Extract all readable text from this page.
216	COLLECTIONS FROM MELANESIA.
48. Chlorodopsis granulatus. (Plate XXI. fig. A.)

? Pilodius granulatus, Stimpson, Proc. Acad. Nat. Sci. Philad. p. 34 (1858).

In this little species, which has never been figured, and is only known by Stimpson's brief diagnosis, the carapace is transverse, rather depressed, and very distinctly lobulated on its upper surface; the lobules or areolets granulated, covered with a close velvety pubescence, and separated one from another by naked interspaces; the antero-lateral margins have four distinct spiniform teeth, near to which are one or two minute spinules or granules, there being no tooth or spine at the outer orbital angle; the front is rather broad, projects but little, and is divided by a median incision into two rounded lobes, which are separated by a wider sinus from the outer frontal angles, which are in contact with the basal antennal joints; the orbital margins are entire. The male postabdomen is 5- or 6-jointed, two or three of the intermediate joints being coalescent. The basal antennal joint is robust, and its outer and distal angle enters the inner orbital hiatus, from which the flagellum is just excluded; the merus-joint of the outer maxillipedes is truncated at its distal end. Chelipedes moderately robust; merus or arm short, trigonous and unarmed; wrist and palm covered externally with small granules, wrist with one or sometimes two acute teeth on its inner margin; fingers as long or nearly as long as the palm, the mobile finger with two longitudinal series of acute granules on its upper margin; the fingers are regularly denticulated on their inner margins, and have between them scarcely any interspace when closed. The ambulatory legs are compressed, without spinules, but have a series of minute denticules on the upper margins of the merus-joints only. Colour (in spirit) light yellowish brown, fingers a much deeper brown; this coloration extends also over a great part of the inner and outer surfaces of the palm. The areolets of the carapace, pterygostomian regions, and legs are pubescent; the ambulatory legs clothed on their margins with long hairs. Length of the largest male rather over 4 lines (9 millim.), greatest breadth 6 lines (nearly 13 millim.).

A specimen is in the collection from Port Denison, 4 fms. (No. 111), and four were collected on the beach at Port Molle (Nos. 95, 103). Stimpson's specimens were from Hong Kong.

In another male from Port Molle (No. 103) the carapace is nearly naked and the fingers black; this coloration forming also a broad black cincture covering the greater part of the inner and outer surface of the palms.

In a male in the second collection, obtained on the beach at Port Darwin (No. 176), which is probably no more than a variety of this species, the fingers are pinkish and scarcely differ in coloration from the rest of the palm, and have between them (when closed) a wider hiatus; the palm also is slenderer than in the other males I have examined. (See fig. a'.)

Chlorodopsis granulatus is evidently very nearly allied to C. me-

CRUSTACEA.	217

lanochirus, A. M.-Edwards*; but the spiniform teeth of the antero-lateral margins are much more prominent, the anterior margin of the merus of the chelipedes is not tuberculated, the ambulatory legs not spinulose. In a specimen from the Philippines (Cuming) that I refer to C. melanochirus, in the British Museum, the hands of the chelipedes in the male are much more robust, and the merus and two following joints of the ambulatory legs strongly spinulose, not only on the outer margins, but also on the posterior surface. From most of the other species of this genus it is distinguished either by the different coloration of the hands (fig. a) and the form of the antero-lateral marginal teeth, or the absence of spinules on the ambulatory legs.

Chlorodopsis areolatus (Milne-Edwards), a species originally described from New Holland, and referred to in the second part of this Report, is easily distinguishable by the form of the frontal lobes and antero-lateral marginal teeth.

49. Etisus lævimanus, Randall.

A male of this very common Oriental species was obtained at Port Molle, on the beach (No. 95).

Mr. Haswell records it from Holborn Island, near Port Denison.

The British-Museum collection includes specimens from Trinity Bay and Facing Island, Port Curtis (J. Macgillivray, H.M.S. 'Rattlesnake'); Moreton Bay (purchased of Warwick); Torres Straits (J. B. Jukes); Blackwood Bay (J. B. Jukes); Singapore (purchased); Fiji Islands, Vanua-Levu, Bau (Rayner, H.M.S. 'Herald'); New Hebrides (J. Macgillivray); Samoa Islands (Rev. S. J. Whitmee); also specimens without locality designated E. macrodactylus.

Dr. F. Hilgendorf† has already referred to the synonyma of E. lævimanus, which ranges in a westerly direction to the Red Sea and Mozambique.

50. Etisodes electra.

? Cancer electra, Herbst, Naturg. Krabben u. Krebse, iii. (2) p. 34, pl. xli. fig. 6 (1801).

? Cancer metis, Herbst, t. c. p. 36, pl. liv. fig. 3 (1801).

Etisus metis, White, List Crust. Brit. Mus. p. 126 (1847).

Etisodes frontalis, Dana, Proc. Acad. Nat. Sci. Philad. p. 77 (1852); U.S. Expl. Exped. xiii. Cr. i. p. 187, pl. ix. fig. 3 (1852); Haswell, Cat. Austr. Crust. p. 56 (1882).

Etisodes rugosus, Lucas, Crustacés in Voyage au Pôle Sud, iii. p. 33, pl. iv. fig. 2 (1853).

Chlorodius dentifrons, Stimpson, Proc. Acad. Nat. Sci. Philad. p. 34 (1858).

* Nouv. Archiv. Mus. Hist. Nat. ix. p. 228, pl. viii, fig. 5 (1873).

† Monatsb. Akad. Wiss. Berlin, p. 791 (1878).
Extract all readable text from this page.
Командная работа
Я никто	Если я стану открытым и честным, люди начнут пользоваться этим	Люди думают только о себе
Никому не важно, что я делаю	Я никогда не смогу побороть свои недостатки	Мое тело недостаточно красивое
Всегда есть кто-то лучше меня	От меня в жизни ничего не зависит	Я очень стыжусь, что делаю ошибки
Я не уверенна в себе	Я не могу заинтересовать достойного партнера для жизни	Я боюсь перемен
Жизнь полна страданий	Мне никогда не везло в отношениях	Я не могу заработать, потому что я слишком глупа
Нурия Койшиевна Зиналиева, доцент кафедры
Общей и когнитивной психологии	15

WHAT IS BEING ASKED —
Using the records above, gather all lines where the string "Etisodes" is present.

SOLUTION FOR THIS PROBLEM —
50. Etisodes electra.
Etisodes frontalis, Dana, Proc. Acad. Nat. Sci. Philad. p. 77 (1852); U.S. Expl. Exped. xiii. Cr. i. p. 187, pl. ix. fig. 3 (1852); Haswell, Cat. Austr. Crust. p. 56 (1882).
Etisodes rugosus, Lucas, Crustacés in Voyage au Pôle Sud, iii. p. 33, pl. iv. fig. 2 (1853).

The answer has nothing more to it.